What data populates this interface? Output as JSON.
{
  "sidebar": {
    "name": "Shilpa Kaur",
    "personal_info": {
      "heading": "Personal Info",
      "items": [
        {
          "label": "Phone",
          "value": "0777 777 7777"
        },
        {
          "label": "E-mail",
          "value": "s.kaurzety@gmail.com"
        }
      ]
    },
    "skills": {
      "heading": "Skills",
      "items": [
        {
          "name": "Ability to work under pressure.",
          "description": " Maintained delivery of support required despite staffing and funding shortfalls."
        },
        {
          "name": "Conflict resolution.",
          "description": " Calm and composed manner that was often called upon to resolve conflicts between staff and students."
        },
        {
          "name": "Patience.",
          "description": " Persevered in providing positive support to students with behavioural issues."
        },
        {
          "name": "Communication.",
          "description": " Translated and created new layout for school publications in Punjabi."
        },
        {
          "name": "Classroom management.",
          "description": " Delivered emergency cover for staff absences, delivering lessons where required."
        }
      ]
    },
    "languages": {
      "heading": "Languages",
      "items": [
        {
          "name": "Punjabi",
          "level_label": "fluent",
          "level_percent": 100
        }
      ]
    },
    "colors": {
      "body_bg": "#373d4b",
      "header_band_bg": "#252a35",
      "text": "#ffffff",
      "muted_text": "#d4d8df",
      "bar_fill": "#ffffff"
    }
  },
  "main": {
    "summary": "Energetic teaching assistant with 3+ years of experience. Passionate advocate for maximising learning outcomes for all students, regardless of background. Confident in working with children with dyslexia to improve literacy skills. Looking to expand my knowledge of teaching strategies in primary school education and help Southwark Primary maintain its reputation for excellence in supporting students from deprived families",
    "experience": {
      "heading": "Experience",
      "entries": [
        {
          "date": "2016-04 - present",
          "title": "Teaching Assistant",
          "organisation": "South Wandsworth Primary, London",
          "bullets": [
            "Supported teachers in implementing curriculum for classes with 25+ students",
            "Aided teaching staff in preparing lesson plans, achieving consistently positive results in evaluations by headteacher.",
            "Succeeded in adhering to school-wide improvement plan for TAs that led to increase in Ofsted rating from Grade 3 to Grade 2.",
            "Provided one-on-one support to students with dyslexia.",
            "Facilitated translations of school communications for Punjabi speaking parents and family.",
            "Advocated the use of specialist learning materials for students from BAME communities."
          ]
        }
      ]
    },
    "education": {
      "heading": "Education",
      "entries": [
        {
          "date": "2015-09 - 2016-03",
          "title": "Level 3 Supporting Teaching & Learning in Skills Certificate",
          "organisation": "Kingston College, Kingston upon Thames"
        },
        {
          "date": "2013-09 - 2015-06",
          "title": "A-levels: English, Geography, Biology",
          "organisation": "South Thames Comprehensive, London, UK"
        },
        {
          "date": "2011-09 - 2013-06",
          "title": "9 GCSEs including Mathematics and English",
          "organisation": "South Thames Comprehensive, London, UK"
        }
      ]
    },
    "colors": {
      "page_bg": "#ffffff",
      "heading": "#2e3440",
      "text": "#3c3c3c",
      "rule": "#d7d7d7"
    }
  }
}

____

AIM OF THE TASK - Copy each line from the data above that includes "value".

SOLUTION TO THIS EXERCISE -
          "value": "0777 777 7777"
          "value": "s.kaurzety@gmail.com"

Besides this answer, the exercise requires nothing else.